Excerpts from an interface dataset:

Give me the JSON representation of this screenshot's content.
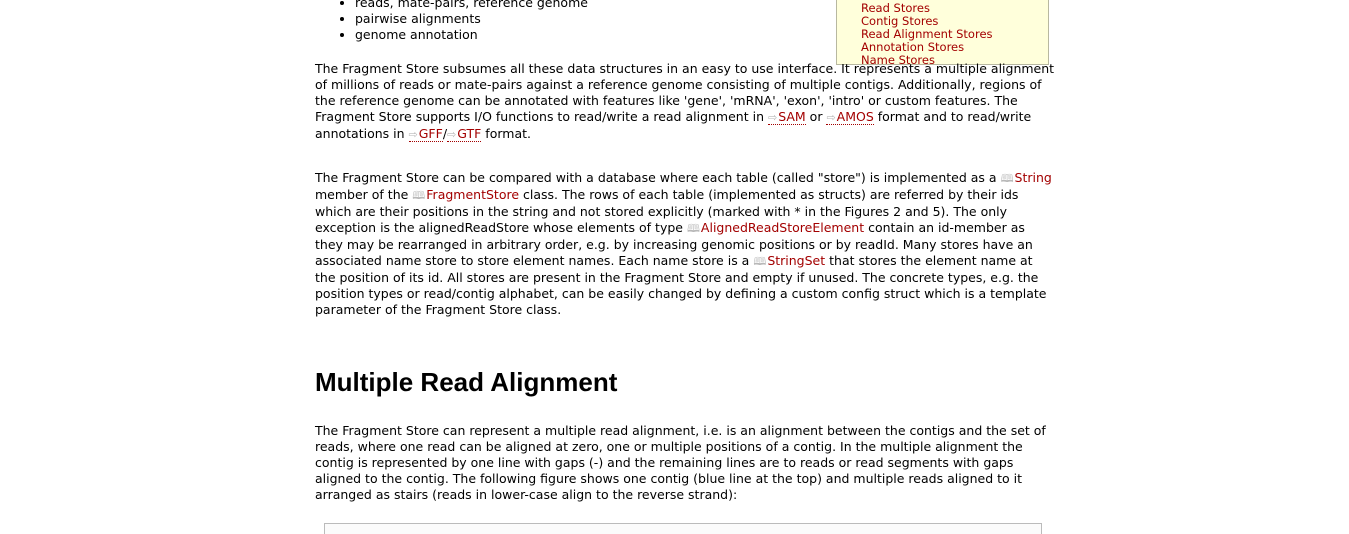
{
  "bullets": [
    "reads, mate-pairs, reference genome",
    "pairwise alignments",
    "genome annotation"
  ],
  "toc": [
    "Read Stores",
    "Contig Stores",
    "Read Alignment Stores",
    "Annotation Stores",
    "Name Stores"
  ],
  "p1": {
    "t1": "The Fragment Store subsumes all these data structures in an easy to use interface. It represents a multiple alignment of millions of reads or mate-pairs against a reference genome consisting of multiple contigs. Additionally, regions of the reference genome can be annotated with features like 'gene', 'mRNA', 'exon', 'intro' or custom features. The Fragment Store supports I/O functions to read/write a read alignment in ",
    "sam": "SAM",
    "t2": " or ",
    "amos": "AMOS",
    "t3": " format and to read/write annotations in ",
    "gff": "GFF",
    "slash": "/",
    "gtf": "GTF",
    "t4": " format."
  },
  "p2": {
    "t1": "The Fragment Store can be compared with a database where each table (called \"store\") is implemented as a ",
    "string": "String",
    "t2": " member of the ",
    "fragmentstore": "FragmentStore",
    "t3": " class. The rows of each table (implemented as structs) are referred by their ids which are their positions in the string and not stored explicitly (marked with * in the Figures 2 and 5). The only exception is the alignedReadStore whose elements of type ",
    "alignedreadstoreelement": "AlignedReadStoreElement",
    "t4": " contain an id-member as they may be rearranged in arbitrary order, e.g. by increasing genomic positions or by readId. Many stores have an associated name store to store element names. Each name store is a ",
    "stringset": "StringSet",
    "t5": " that stores the element name at the position of its id. All stores are present in the Fragment Store and empty if unused. The concrete types, e.g. the position types or read/contig alphabet, can be easily changed by defining a custom config struct which is a template parameter of the Fragment Store class."
  },
  "heading": "Multiple Read Alignment",
  "p3": "The Fragment Store can represent a multiple read alignment, i.e. is an alignment between the contigs and the set of reads, where one read can be aligned at zero, one or multiple positions of a contig. In the multiple alignment the contig is represented by one line with gaps (-) and the remaining lines are to reads or read segments with gaps aligned to the contig. The following figure shows one contig (blue line at the top) and multiple reads aligned to it arranged as stairs (reads in lower-case align to the reverse strand):",
  "icons": {
    "external": "⇨",
    "doc": "🕮"
  }
}
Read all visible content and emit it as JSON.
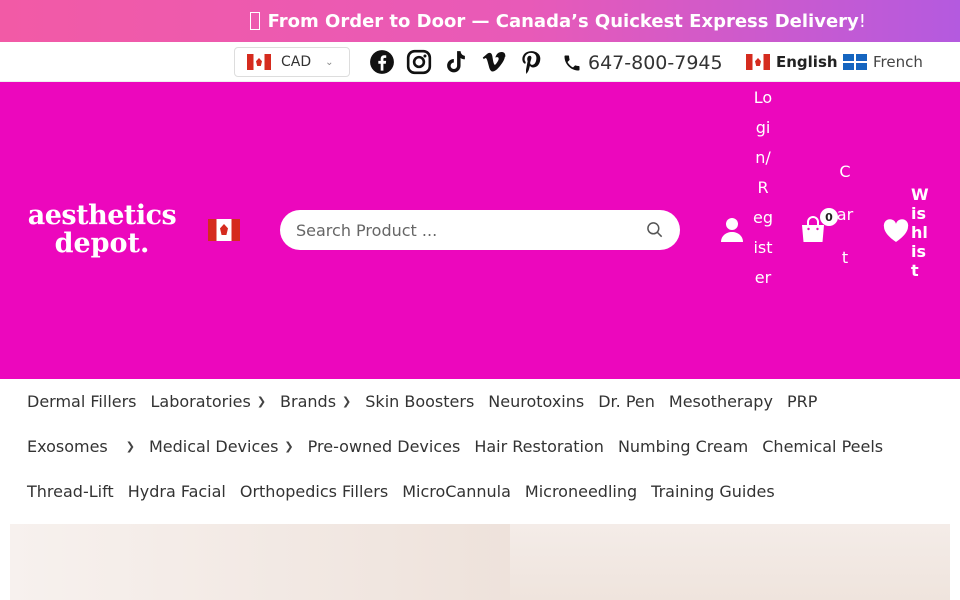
{
  "promo": {
    "text": "From Order to Door — Canada’s Quickest Express Delivery",
    "bang": "!"
  },
  "topbar": {
    "currency": "CAD",
    "phone": "647-800-7945",
    "lang_en": "English",
    "lang_fr": "French",
    "social": [
      "facebook-icon",
      "instagram-icon",
      "tiktok-icon",
      "vimeo-icon",
      "pinterest-icon"
    ]
  },
  "header": {
    "logo_line1": "aesthetics",
    "logo_line2": "depot.",
    "search_placeholder": "Search Product ...",
    "login_label": "Login/Register",
    "cart_label": "Cart",
    "cart_count": "0",
    "wishlist_label": "Wishlist",
    "brand_color": "#ec07bd"
  },
  "nav": {
    "row1": [
      {
        "label": "Dermal Fillers",
        "dropdown": false
      },
      {
        "label": "Laboratories",
        "dropdown": true
      },
      {
        "label": "Brands",
        "dropdown": true
      },
      {
        "label": "Skin Boosters",
        "dropdown": false
      },
      {
        "label": "Neurotoxins",
        "dropdown": false
      },
      {
        "label": "Dr. Pen",
        "dropdown": false
      },
      {
        "label": "Mesotherapy",
        "dropdown": false
      },
      {
        "label": "PRP",
        "dropdown": false
      }
    ],
    "row2": [
      {
        "label": "Exosomes",
        "dropdown": true
      },
      {
        "label": "Medical Devices",
        "dropdown": true
      },
      {
        "label": "Pre-owned Devices",
        "dropdown": false
      },
      {
        "label": "Hair Restoration",
        "dropdown": false
      },
      {
        "label": "Numbing Cream",
        "dropdown": false
      },
      {
        "label": "Chemical Peels",
        "dropdown": false
      }
    ],
    "row3": [
      {
        "label": "Thread-Lift",
        "dropdown": false
      },
      {
        "label": "Hydra Facial",
        "dropdown": false
      },
      {
        "label": "Orthopedics Fillers",
        "dropdown": false
      },
      {
        "label": "MicroCannula",
        "dropdown": false
      },
      {
        "label": "Microneedling",
        "dropdown": false
      },
      {
        "label": "Training Guides",
        "dropdown": false
      }
    ]
  }
}
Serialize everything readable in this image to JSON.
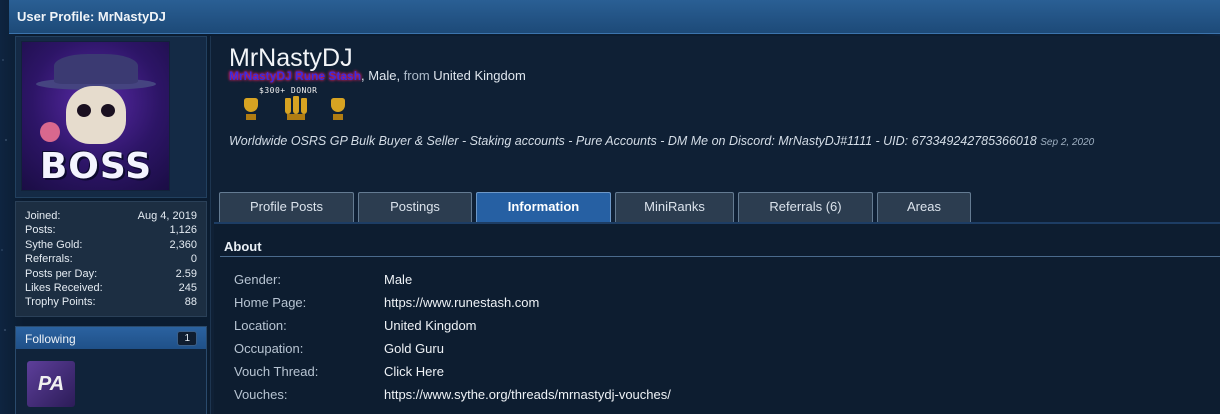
{
  "page": {
    "title": "User Profile: MrNastyDJ"
  },
  "profile": {
    "username": "MrNastyDJ",
    "user_title": "MrNastyDJ Rune Stash",
    "gender_sep": ", Male, ",
    "from_word": "from",
    "location": "United Kingdom",
    "donor_badge": "$300+ DONOR",
    "status": "Worldwide OSRS GP Bulk Buyer & Seller - Staking accounts - Pure Accounts - DM Me on Discord: MrNastyDJ#1111 - UID: 673349242785366018",
    "status_date": "Sep 2, 2020",
    "avatar_text": "BOSS"
  },
  "stats": [
    {
      "label": "Joined:",
      "value": "Aug 4, 2019"
    },
    {
      "label": "Posts:",
      "value": "1,126"
    },
    {
      "label": "Sythe Gold:",
      "value": "2,360"
    },
    {
      "label": "Referrals:",
      "value": "0"
    },
    {
      "label": "Posts per Day:",
      "value": "2.59"
    },
    {
      "label": "Likes Received:",
      "value": "245"
    },
    {
      "label": "Trophy Points:",
      "value": "88"
    }
  ],
  "following": {
    "label": "Following",
    "count": "1",
    "avatar_text": "PA"
  },
  "tabs": [
    {
      "label": "Profile Posts"
    },
    {
      "label": "Postings"
    },
    {
      "label": "Information",
      "active": true
    },
    {
      "label": "MiniRanks"
    },
    {
      "label": "Referrals (6)"
    },
    {
      "label": "Areas"
    }
  ],
  "about": {
    "title": "About",
    "rows": [
      {
        "label": "Gender:",
        "value": "Male"
      },
      {
        "label": "Home Page:",
        "value": "https://www.runestash.com"
      },
      {
        "label": "Location:",
        "value": "United Kingdom"
      },
      {
        "label": "Occupation:",
        "value": "Gold Guru"
      },
      {
        "label": "Vouch Thread:",
        "value": "Click Here"
      },
      {
        "label": "Vouches:",
        "value": "https://www.sythe.org/threads/mrnastydj-vouches/"
      }
    ]
  },
  "colors": {
    "accent": "#2660a3",
    "title_bar": "#1d4a78",
    "user_title": "#3b2be0"
  },
  "icons": [
    "trophy-icon",
    "trophy-icon",
    "trophy-icon"
  ]
}
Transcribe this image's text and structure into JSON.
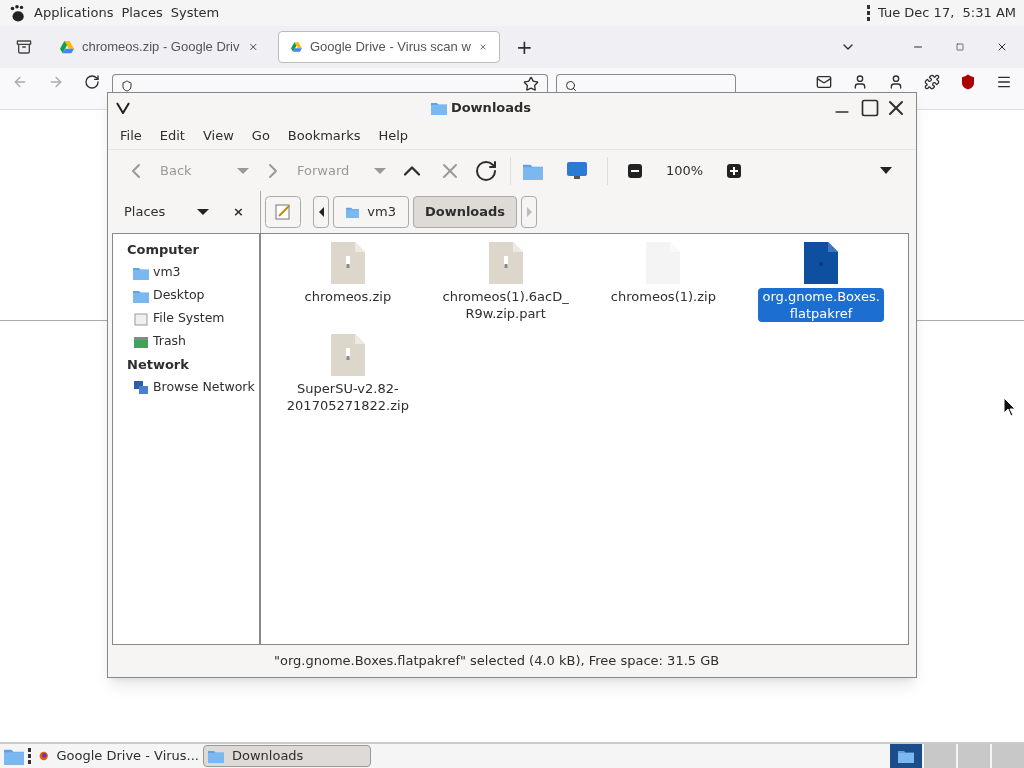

- **Task instructions**:
Where a line of the entries contains "this", report that line.

- **Task result**:
Give me the JSON representation of this screenshot's content.
Serialize everything readable in this image to JSON.
Transcribe this image's text and structure into JSON.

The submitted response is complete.